→ SHORT EXERCISE:
What follows is a set of entries. Repeat them exactly, but not their pictures.

→ INFORMATION SUPPLIED:
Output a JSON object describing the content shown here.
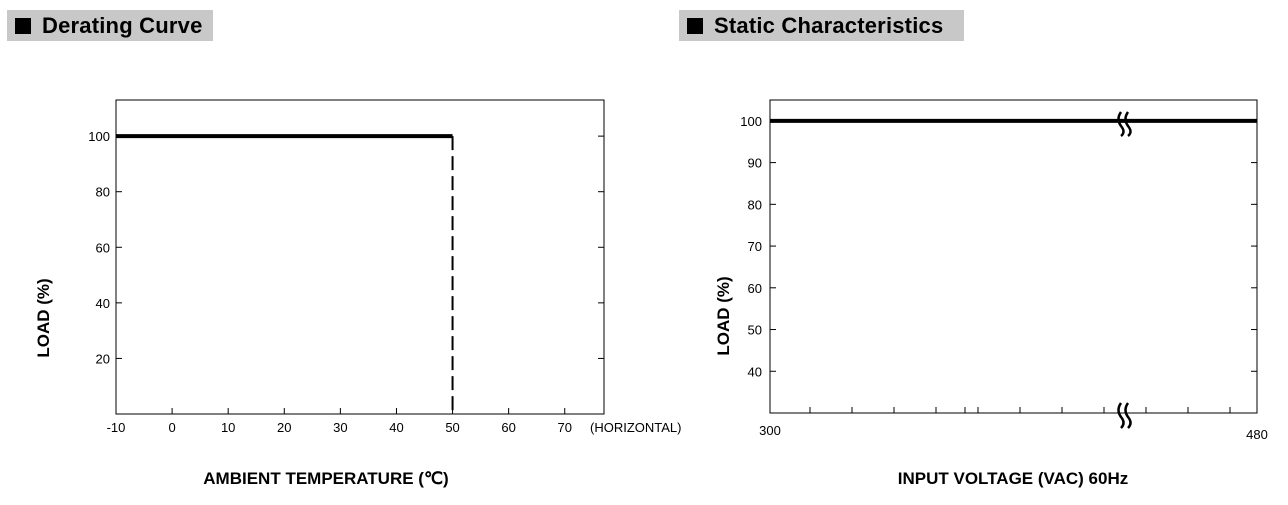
{
  "headers": {
    "derating": "Derating Curve",
    "static": "Static Characteristics"
  },
  "chart_data": [
    {
      "type": "line",
      "xlabel": "AMBIENT TEMPERATURE (℃)",
      "ylabel": "LOAD (%)",
      "x_ticks": [
        "-10",
        "0",
        "10",
        "20",
        "30",
        "40",
        "50",
        "60",
        "70"
      ],
      "x_tick_values": [
        -10,
        0,
        10,
        20,
        30,
        40,
        50,
        60,
        70
      ],
      "x_suffix": "(HORIZONTAL)",
      "y_ticks": [
        "20",
        "40",
        "60",
        "80",
        "100"
      ],
      "y_tick_values": [
        20,
        40,
        60,
        80,
        100
      ],
      "xlim": [
        -10,
        77
      ],
      "ylim": [
        0,
        113
      ],
      "series": [
        {
          "style": "solid",
          "x": [
            -10,
            50
          ],
          "y": [
            100,
            100
          ]
        },
        {
          "style": "dashed",
          "x": [
            50,
            50
          ],
          "y": [
            100,
            0
          ]
        }
      ],
      "grid": false
    },
    {
      "type": "line",
      "xlabel": "INPUT VOLTAGE (VAC) 60Hz",
      "ylabel": "LOAD (%)",
      "x_ticks": [
        "300",
        "480"
      ],
      "x_tick_values": [
        300,
        480
      ],
      "y_ticks": [
        "40",
        "50",
        "60",
        "70",
        "80",
        "90",
        "100"
      ],
      "y_tick_values": [
        40,
        50,
        60,
        70,
        80,
        90,
        100
      ],
      "xlim": [
        300,
        480
      ],
      "ylim": [
        30,
        105
      ],
      "axis_break": true,
      "series": [
        {
          "style": "solid",
          "x": [
            300,
            480
          ],
          "y": [
            100,
            100
          ]
        }
      ],
      "grid": false
    }
  ]
}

→ SOLUTION FOR THIS PROBLEM:
Output a JSON object describing the content shown here.
{
  "headers": {
    "derating": "Derating Curve",
    "static": "Static Characteristics"
  },
  "chart_data": [
    {
      "type": "line",
      "xlabel": "AMBIENT TEMPERATURE (℃)",
      "ylabel": "LOAD (%)",
      "x_ticks": [
        "-10",
        "0",
        "10",
        "20",
        "30",
        "40",
        "50",
        "60",
        "70"
      ],
      "x_tick_values": [
        -10,
        0,
        10,
        20,
        30,
        40,
        50,
        60,
        70
      ],
      "x_suffix": "(HORIZONTAL)",
      "y_ticks": [
        "20",
        "40",
        "60",
        "80",
        "100"
      ],
      "y_tick_values": [
        20,
        40,
        60,
        80,
        100
      ],
      "xlim": [
        -10,
        77
      ],
      "ylim": [
        0,
        113
      ],
      "series": [
        {
          "style": "solid",
          "x": [
            -10,
            50
          ],
          "y": [
            100,
            100
          ]
        },
        {
          "style": "dashed",
          "x": [
            50,
            50
          ],
          "y": [
            100,
            0
          ]
        }
      ],
      "grid": false
    },
    {
      "type": "line",
      "xlabel": "INPUT VOLTAGE (VAC) 60Hz",
      "ylabel": "LOAD (%)",
      "x_ticks": [
        "300",
        "480"
      ],
      "x_tick_values": [
        300,
        480
      ],
      "y_ticks": [
        "40",
        "50",
        "60",
        "70",
        "80",
        "90",
        "100"
      ],
      "y_tick_values": [
        40,
        50,
        60,
        70,
        80,
        90,
        100
      ],
      "xlim": [
        300,
        480
      ],
      "ylim": [
        30,
        105
      ],
      "axis_break": true,
      "series": [
        {
          "style": "solid",
          "x": [
            300,
            480
          ],
          "y": [
            100,
            100
          ]
        }
      ],
      "grid": false
    }
  ]
}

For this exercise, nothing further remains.